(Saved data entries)

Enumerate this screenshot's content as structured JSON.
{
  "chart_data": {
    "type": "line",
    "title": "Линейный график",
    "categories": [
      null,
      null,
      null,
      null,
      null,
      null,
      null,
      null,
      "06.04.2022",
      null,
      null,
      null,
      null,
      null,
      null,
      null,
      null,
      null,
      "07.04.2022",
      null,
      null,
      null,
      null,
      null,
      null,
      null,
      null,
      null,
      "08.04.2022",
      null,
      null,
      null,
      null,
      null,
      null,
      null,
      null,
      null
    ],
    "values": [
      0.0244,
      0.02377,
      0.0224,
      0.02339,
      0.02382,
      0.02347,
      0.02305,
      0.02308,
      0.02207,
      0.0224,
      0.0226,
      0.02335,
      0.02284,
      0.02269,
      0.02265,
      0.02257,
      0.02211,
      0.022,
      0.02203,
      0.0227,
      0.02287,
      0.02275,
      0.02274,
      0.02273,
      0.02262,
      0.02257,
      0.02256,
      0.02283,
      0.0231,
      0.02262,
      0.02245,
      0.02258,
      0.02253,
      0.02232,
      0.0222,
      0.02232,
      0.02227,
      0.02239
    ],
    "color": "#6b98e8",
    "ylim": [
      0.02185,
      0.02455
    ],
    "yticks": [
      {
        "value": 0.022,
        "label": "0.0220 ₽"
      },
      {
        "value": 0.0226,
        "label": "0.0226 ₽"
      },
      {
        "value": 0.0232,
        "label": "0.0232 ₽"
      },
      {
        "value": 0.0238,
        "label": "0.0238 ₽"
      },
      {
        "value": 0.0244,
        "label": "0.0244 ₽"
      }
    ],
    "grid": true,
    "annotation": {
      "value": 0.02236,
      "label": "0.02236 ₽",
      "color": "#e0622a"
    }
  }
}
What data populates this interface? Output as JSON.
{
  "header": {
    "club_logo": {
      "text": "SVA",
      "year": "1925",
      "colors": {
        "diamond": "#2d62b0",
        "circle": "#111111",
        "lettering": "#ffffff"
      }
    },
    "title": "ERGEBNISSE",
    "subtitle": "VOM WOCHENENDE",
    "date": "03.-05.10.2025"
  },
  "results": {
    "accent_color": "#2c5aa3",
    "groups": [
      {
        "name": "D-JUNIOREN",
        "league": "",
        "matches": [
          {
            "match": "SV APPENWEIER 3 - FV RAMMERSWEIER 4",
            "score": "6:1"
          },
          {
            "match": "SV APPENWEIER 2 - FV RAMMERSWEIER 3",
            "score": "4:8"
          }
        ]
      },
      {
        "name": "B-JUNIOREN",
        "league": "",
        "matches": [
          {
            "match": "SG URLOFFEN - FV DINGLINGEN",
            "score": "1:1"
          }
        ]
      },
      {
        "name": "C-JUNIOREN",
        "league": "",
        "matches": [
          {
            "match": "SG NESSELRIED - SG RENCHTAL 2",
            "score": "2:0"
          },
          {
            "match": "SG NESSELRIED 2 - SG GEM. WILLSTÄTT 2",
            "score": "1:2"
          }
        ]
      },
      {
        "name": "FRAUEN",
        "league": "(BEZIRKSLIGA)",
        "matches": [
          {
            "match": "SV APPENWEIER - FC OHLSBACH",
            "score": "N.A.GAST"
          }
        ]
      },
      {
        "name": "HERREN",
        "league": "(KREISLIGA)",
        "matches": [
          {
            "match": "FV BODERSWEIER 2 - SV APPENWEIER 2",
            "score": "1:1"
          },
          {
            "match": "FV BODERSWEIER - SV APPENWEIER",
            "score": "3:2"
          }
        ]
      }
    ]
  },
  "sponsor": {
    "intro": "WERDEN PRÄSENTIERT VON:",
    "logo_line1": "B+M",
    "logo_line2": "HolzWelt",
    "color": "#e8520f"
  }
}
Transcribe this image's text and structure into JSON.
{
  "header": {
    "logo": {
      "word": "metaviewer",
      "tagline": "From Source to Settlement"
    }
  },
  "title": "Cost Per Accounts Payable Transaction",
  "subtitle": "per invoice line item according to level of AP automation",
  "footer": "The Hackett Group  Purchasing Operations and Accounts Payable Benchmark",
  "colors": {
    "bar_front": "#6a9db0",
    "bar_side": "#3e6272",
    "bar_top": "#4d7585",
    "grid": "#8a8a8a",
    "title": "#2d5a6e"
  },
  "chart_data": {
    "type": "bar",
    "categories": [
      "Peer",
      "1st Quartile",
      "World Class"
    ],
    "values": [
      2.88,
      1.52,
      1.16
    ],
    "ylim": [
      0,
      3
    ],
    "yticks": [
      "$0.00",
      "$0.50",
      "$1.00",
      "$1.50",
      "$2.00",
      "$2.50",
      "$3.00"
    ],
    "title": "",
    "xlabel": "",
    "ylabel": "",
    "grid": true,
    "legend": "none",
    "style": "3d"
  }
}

* STATED GOAL *
Your task is to transcribe the material exactly.

* EXERCISE RESULT *
Enumerate this screenshot's content as structured JSON.
{
  "chart_data": {
    "type": "line",
    "title": "Линейный график",
    "categories": [
      null,
      null,
      null,
      null,
      null,
      null,
      null,
      null,
      "06.04.2022",
      null,
      null,
      null,
      null,
      null,
      null,
      null,
      null,
      null,
      "07.04.2022",
      null,
      null,
      null,
      null,
      null,
      null,
      null,
      null,
      null,
      "08.04.2022",
      null,
      null,
      null,
      null,
      null,
      null,
      null,
      null,
      null
    ],
    "values": [
      0.0244,
      0.02377,
      0.0224,
      0.02339,
      0.02382,
      0.02347,
      0.02305,
      0.02308,
      0.02207,
      0.0224,
      0.0226,
      0.02335,
      0.02284,
      0.02269,
      0.02265,
      0.02257,
      0.02211,
      0.022,
      0.02203,
      0.0227,
      0.02287,
      0.02275,
      0.02274,
      0.02273,
      0.02262,
      0.02257,
      0.02256,
      0.02283,
      0.0231,
      0.02262,
      0.02245,
      0.02258,
      0.02253,
      0.02232,
      0.0222,
      0.02232,
      0.02227,
      0.02239
    ],
    "color": "#6b98e8",
    "ylim": [
      0.02185,
      0.02455
    ],
    "yticks": [
      {
        "value": 0.022,
        "label": "0.0220 ₽"
      },
      {
        "value": 0.0226,
        "label": "0.0226 ₽"
      },
      {
        "value": 0.0232,
        "label": "0.0232 ₽"
      },
      {
        "value": 0.0238,
        "label": "0.0238 ₽"
      },
      {
        "value": 0.0244,
        "label": "0.0244 ₽"
      }
    ],
    "grid": true,
    "annotation": {
      "value": 0.02236,
      "label": "0.02236 ₽",
      "color": "#e0622a"
    }
  }
}
What data populates this interface? Output as JSON.
{
  "header": {
    "club_logo": {
      "text": "SVA",
      "year": "1925",
      "colors": {
        "diamond": "#2d62b0",
        "circle": "#111111",
        "lettering": "#ffffff"
      }
    },
    "title": "ERGEBNISSE",
    "subtitle": "VOM WOCHENENDE",
    "date": "03.-05.10.2025"
  },
  "results": {
    "accent_color": "#2c5aa3",
    "groups": [
      {
        "name": "D-JUNIOREN",
        "league": "",
        "matches": [
          {
            "match": "SV APPENWEIER 3 - FV RAMMERSWEIER 4",
            "score": "6:1"
          },
          {
            "match": "SV APPENWEIER 2 - FV RAMMERSWEIER 3",
            "score": "4:8"
          }
        ]
      },
      {
        "name": "B-JUNIOREN",
        "league": "",
        "matches": [
          {
            "match": "SG URLOFFEN - FV DINGLINGEN",
            "score": "1:1"
          }
        ]
      },
      {
        "name": "C-JUNIOREN",
        "league": "",
        "matches": [
          {
            "match": "SG NESSELRIED - SG RENCHTAL 2",
            "score": "2:0"
          },
          {
            "match": "SG NESSELRIED 2 - SG GEM. WILLSTÄTT 2",
            "score": "1:2"
          }
        ]
      },
      {
        "name": "FRAUEN",
        "league": "(BEZIRKSLIGA)",
        "matches": [
          {
            "match": "SV APPENWEIER - FC OHLSBACH",
            "score": "N.A.GAST"
          }
        ]
      },
      {
        "name": "HERREN",
        "league": "(KREISLIGA)",
        "matches": [
          {
            "match": "FV BODERSWEIER 2 - SV APPENWEIER 2",
            "score": "1:1"
          },
          {
            "match": "FV BODERSWEIER - SV APPENWEIER",
            "score": "3:2"
          }
        ]
      }
    ]
  },
  "sponsor": {
    "intro": "WERDEN PRÄSENTIERT VON:",
    "logo_line1": "B+M",
    "logo_line2": "HolzWelt",
    "color": "#e8520f"
  }
}
Transcribe this image's text and structure into JSON.
{
  "header": {
    "logo": {
      "word": "metaviewer",
      "tagline": "From Source to Settlement"
    }
  },
  "title": "Cost Per Accounts Payable Transaction",
  "subtitle": "per invoice line item according to level of AP automation",
  "footer": "The Hackett Group  Purchasing Operations and Accounts Payable Benchmark",
  "colors": {
    "bar_front": "#6a9db0",
    "bar_side": "#3e6272",
    "bar_top": "#4d7585",
    "grid": "#8a8a8a",
    "title": "#2d5a6e"
  },
  "chart_data": {
    "type": "bar",
    "categories": [
      "Peer",
      "1st Quartile",
      "World Class"
    ],
    "values": [
      2.88,
      1.52,
      1.16
    ],
    "ylim": [
      0,
      3
    ],
    "yticks": [
      "$0.00",
      "$0.50",
      "$1.00",
      "$1.50",
      "$2.00",
      "$2.50",
      "$3.00"
    ],
    "title": "",
    "xlabel": "",
    "ylabel": "",
    "grid": true,
    "legend": "none",
    "style": "3d"
  }
}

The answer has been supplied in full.